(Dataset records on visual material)
%%
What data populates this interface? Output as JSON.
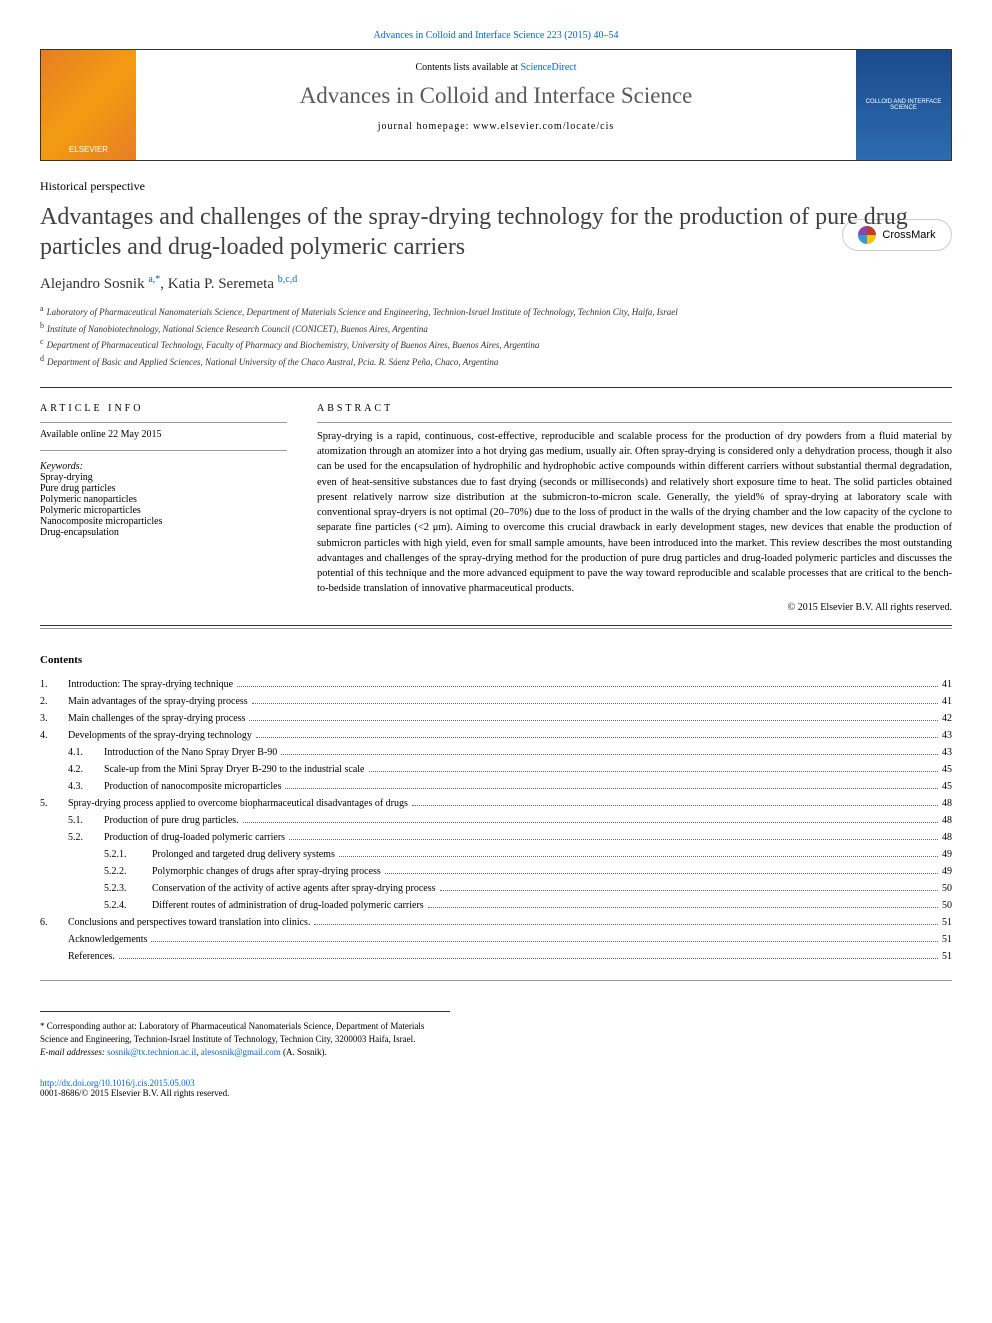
{
  "journalRef": "Advances in Colloid and Interface Science 223 (2015) 40–54",
  "header": {
    "publisherName": "ELSEVIER",
    "contentsPrefix": "Contents lists available at ",
    "contentsLink": "ScienceDirect",
    "journalTitle": "Advances in Colloid and Interface Science",
    "homepagePrefix": "journal homepage: ",
    "homepageUrl": "www.elsevier.com/locate/cis",
    "coverText": "COLLOID AND INTERFACE SCIENCE"
  },
  "crossmark": "CrossMark",
  "articleType": "Historical perspective",
  "title": "Advantages and challenges of the spray-drying technology for the production of pure drug particles and drug-loaded polymeric carriers",
  "authors": [
    {
      "name": "Alejandro Sosnik ",
      "sup": "a,*"
    },
    {
      "name": ", Katia P. Seremeta ",
      "sup": "b,c,d"
    }
  ],
  "affiliations": [
    {
      "sup": "a",
      "text": "Laboratory of Pharmaceutical Nanomaterials Science, Department of Materials Science and Engineering, Technion-Israel Institute of Technology, Technion City, Haifa, Israel"
    },
    {
      "sup": "b",
      "text": "Institute of Nanobiotechnology, National Science Research Council (CONICET), Buenos Aires, Argentina"
    },
    {
      "sup": "c",
      "text": "Department of Pharmaceutical Technology, Faculty of Pharmacy and Biochemistry, University of Buenos Aires, Buenos Aires, Argentina"
    },
    {
      "sup": "d",
      "text": "Department of Basic and Applied Sciences, National University of the Chaco Austral, Pcia. R. Sáenz Peña, Chaco, Argentina"
    }
  ],
  "articleInfo": {
    "heading": "article info",
    "available": "Available online 22 May 2015",
    "keywordsLabel": "Keywords:",
    "keywords": [
      "Spray-drying",
      "Pure drug particles",
      "Polymeric nanoparticles",
      "Polymeric microparticles",
      "Nanocomposite microparticles",
      "Drug-encapsulation"
    ]
  },
  "abstractHeading": "abstract",
  "abstractText": "Spray-drying is a rapid, continuous, cost-effective, reproducible and scalable process for the production of dry powders from a fluid material by atomization through an atomizer into a hot drying gas medium, usually air. Often spray-drying is considered only a dehydration process, though it also can be used for the encapsulation of hydrophilic and hydrophobic active compounds within different carriers without substantial thermal degradation, even of heat-sensitive substances due to fast drying (seconds or milliseconds) and relatively short exposure time to heat. The solid particles obtained present relatively narrow size distribution at the submicron-to-micron scale. Generally, the yield% of spray-drying at laboratory scale with conventional spray-dryers is not optimal (20–70%) due to the loss of product in the walls of the drying chamber and the low capacity of the cyclone to separate fine particles (<2 μm). Aiming to overcome this crucial drawback in early development stages, new devices that enable the production of submicron particles with high yield, even for small sample amounts, have been introduced into the market. This review describes the most outstanding advantages and challenges of the spray-drying method for the production of pure drug particles and drug-loaded polymeric particles and discusses the potential of this technique and the more advanced equipment to pave the way toward reproducible and scalable processes that are critical to the bench-to-bedside translation of innovative pharmaceutical products.",
  "copyright": "© 2015 Elsevier B.V. All rights reserved.",
  "contentsHeading": "Contents",
  "toc": [
    {
      "level": 1,
      "num": "1.",
      "title": "Introduction: The spray-drying technique",
      "page": "41"
    },
    {
      "level": 1,
      "num": "2.",
      "title": "Main advantages of the spray-drying process",
      "page": "41"
    },
    {
      "level": 1,
      "num": "3.",
      "title": "Main challenges of the spray-drying process",
      "page": "42"
    },
    {
      "level": 1,
      "num": "4.",
      "title": "Developments of the spray-drying technology",
      "page": "43"
    },
    {
      "level": 2,
      "num": "4.1.",
      "title": "Introduction of the Nano Spray Dryer B-90",
      "page": "43"
    },
    {
      "level": 2,
      "num": "4.2.",
      "title": "Scale-up from the Mini Spray Dryer B-290 to the industrial scale",
      "page": "45"
    },
    {
      "level": 2,
      "num": "4.3.",
      "title": "Production of nanocomposite microparticles",
      "page": "45"
    },
    {
      "level": 1,
      "num": "5.",
      "title": "Spray-drying process applied to overcome biopharmaceutical disadvantages of drugs",
      "page": "48"
    },
    {
      "level": 2,
      "num": "5.1.",
      "title": "Production of pure drug particles.",
      "page": "48"
    },
    {
      "level": 2,
      "num": "5.2.",
      "title": "Production of drug-loaded polymeric carriers",
      "page": "48"
    },
    {
      "level": 3,
      "num": "5.2.1.",
      "title": "Prolonged and targeted drug delivery systems",
      "page": "49"
    },
    {
      "level": 3,
      "num": "5.2.2.",
      "title": "Polymorphic changes of drugs after spray-drying process",
      "page": "49"
    },
    {
      "level": 3,
      "num": "5.2.3.",
      "title": "Conservation of the activity of active agents after spray-drying process",
      "page": "50"
    },
    {
      "level": 3,
      "num": "5.2.4.",
      "title": "Different routes of administration of drug-loaded polymeric carriers",
      "page": "50"
    },
    {
      "level": 1,
      "num": "6.",
      "title": "Conclusions and perspectives toward translation into clinics.",
      "page": "51"
    },
    {
      "level": 0,
      "num": "",
      "title": "Acknowledgements",
      "page": "51"
    },
    {
      "level": 0,
      "num": "",
      "title": "References.",
      "page": "51"
    }
  ],
  "correspondingNote": "* Corresponding author at: Laboratory of Pharmaceutical Nanomaterials Science, Department of Materials Science and Engineering, Technion-Israel Institute of Technology, Technion City, 3200003 Haifa, Israel.",
  "emailLabel": "E-mail addresses: ",
  "emails": [
    "sosnik@tx.technion.ac.il",
    "alesosnik@gmail.com"
  ],
  "emailSuffix": " (A. Sosnik).",
  "doi": "http://dx.doi.org/10.1016/j.cis.2015.05.003",
  "footerCopyright": "0001-8686/© 2015 Elsevier B.V. All rights reserved.",
  "colors": {
    "link": "#0066cc",
    "titleGray": "#404040",
    "journalGray": "#5a5a5a"
  }
}
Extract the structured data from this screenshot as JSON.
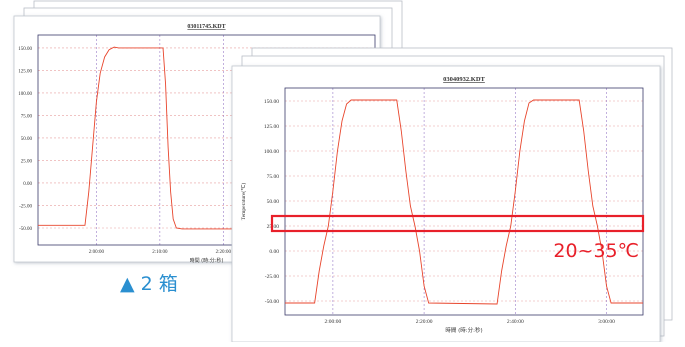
{
  "caption": "▲ 2 箱",
  "chart_data": [
    {
      "type": "line",
      "title": "03011745.KDT",
      "y_label": "Temperature(℃)",
      "x_label": "時間 (時:分:秒)",
      "xlim": [
        110.8,
        163.9
      ],
      "ylim": [
        -68.9,
        164.4
      ],
      "xticks": [
        {
          "value": 120,
          "label": "2:00:00"
        },
        {
          "value": 130,
          "label": "2:10:00"
        },
        {
          "value": 140,
          "label": "2:20:00"
        }
      ],
      "yticks": [
        {
          "value": 150,
          "label": "150.00"
        },
        {
          "value": 125,
          "label": "125.00"
        },
        {
          "value": 100,
          "label": "100.00"
        },
        {
          "value": 75,
          "label": "75.00"
        },
        {
          "value": 50,
          "label": "50.00"
        },
        {
          "value": 25,
          "label": "25.00"
        },
        {
          "value": 0,
          "label": "0.00"
        },
        {
          "value": -25,
          "label": "-25.00"
        },
        {
          "value": -50,
          "label": "-50.00"
        }
      ],
      "grid": true,
      "series": [
        {
          "color": "#e8452c",
          "x": [
            110.8,
            118.2,
            118.8,
            119.4,
            120,
            120.6,
            121.3,
            122,
            122.8,
            123.5,
            130.5,
            130.9,
            131.3,
            131.7,
            132.1,
            132.6,
            133.5,
            163.9
          ],
          "values": [
            -47,
            -47,
            -10,
            40,
            90,
            122,
            140,
            148,
            151,
            150,
            150,
            110,
            40,
            -10,
            -40,
            -50,
            -51,
            -51
          ]
        }
      ]
    },
    {
      "type": "line",
      "title": "03040932.KDT",
      "y_label": "Temperature(℃)",
      "x_label": "時間 (時:分:秒)",
      "xlim": [
        109.5,
        188
      ],
      "ylim": [
        -64,
        163
      ],
      "xticks": [
        {
          "value": 120,
          "label": "2:00:00"
        },
        {
          "value": 140,
          "label": "2:20:00"
        },
        {
          "value": 160,
          "label": "2:40:00"
        },
        {
          "value": 180,
          "label": "3:00:00"
        }
      ],
      "yticks": [
        {
          "value": 150,
          "label": "150.00"
        },
        {
          "value": 125,
          "label": "125.00"
        },
        {
          "value": 100,
          "label": "100.00"
        },
        {
          "value": 75,
          "label": "75.00"
        },
        {
          "value": 50,
          "label": "50.00"
        },
        {
          "value": 25,
          "label": "25.00"
        },
        {
          "value": 0,
          "label": "0.00"
        },
        {
          "value": -25,
          "label": "-25.00"
        },
        {
          "value": -50,
          "label": "-50.00"
        }
      ],
      "grid": true,
      "highlight_band": [
        20,
        35
      ],
      "annotation": "20~35℃",
      "series": [
        {
          "color": "#e8452c",
          "x": [
            109.5,
            116,
            117,
            118,
            119,
            120,
            121,
            122,
            123,
            124,
            134,
            135,
            136,
            137,
            138,
            139,
            140,
            141,
            156,
            157,
            158,
            159,
            160,
            161,
            162,
            163,
            164,
            174,
            175,
            176,
            177,
            178,
            179,
            180,
            181,
            188
          ],
          "values": [
            -52,
            -52,
            -20,
            5,
            25,
            60,
            100,
            130,
            147,
            151,
            151,
            120,
            80,
            45,
            25,
            0,
            -35,
            -52,
            -53,
            -20,
            5,
            25,
            60,
            100,
            130,
            148,
            151,
            151,
            120,
            80,
            45,
            25,
            0,
            -35,
            -52,
            -52
          ]
        }
      ]
    }
  ]
}
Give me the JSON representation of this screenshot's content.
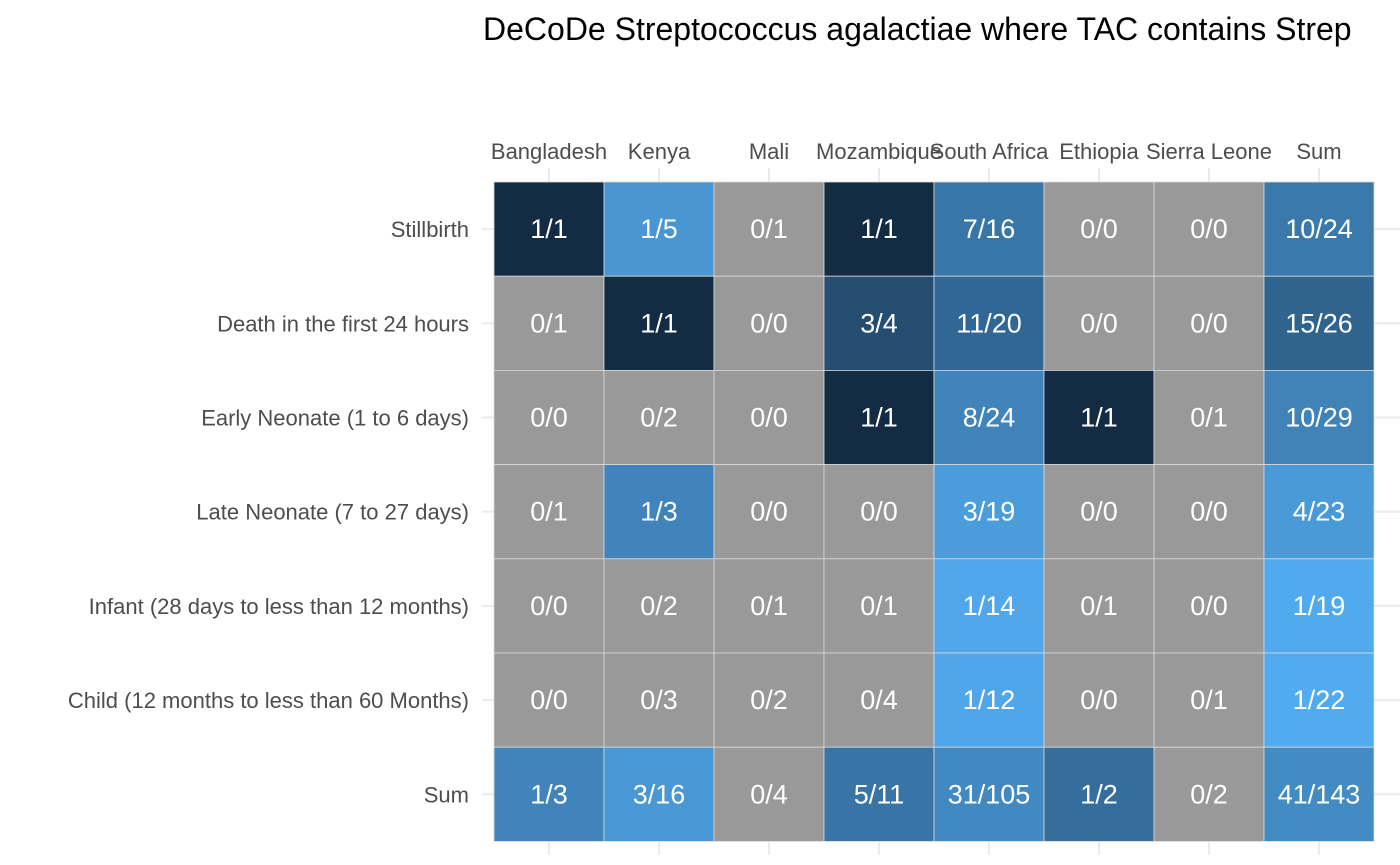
{
  "chart_data": {
    "type": "heatmap",
    "title": "DeCoDe Streptococcus agalactiae where TAC contains Strep",
    "xlabel": "",
    "ylabel": "",
    "x_axis_position": "top",
    "grid": true,
    "legend": "none",
    "columns": [
      "Bangladesh",
      "Kenya",
      "Mali",
      "Mozambique",
      "South Africa",
      "Ethiopia",
      "Sierra Leone",
      "Sum"
    ],
    "rows": [
      "Stillbirth",
      "Death in the first 24 hours",
      "Early Neonate (1 to 6 days)",
      "Late Neonate (7 to 27 days)",
      "Infant (28 days to less than 12 months)",
      "Child (12 months to less than 60 Months)",
      "Sum"
    ],
    "cells": [
      [
        "1/1",
        "1/5",
        "0/1",
        "1/1",
        "7/16",
        "0/0",
        "0/0",
        "10/24"
      ],
      [
        "0/1",
        "1/1",
        "0/0",
        "3/4",
        "11/20",
        "0/0",
        "0/0",
        "15/26"
      ],
      [
        "0/0",
        "0/2",
        "0/0",
        "1/1",
        "8/24",
        "1/1",
        "0/1",
        "10/29"
      ],
      [
        "0/1",
        "1/3",
        "0/0",
        "0/0",
        "3/19",
        "0/0",
        "0/0",
        "4/23"
      ],
      [
        "0/0",
        "0/2",
        "0/1",
        "0/1",
        "1/14",
        "0/1",
        "0/0",
        "1/19"
      ],
      [
        "0/0",
        "0/3",
        "0/2",
        "0/4",
        "1/12",
        "0/0",
        "0/1",
        "1/22"
      ],
      [
        "1/3",
        "3/16",
        "0/4",
        "5/11",
        "31/105",
        "1/2",
        "0/2",
        "41/143"
      ]
    ],
    "colors": {
      "zero_fill": "#999999",
      "scale_low": "#56b1f7",
      "scale_high": "#132b43",
      "grid": "#ebebeb",
      "cell_border": "#d9d9d9",
      "cell_text": "#ffffff",
      "axis_text": "#4d4d4d",
      "title_text": "#000000"
    }
  }
}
%%
## AIM OF THE EXERCISE
Gather all lines from the listing above in which "than" occurs.

## RESULT BELOW
      "Infant (28 days to less than 12 months)",
      "Child (12 months to less than 60 Months)",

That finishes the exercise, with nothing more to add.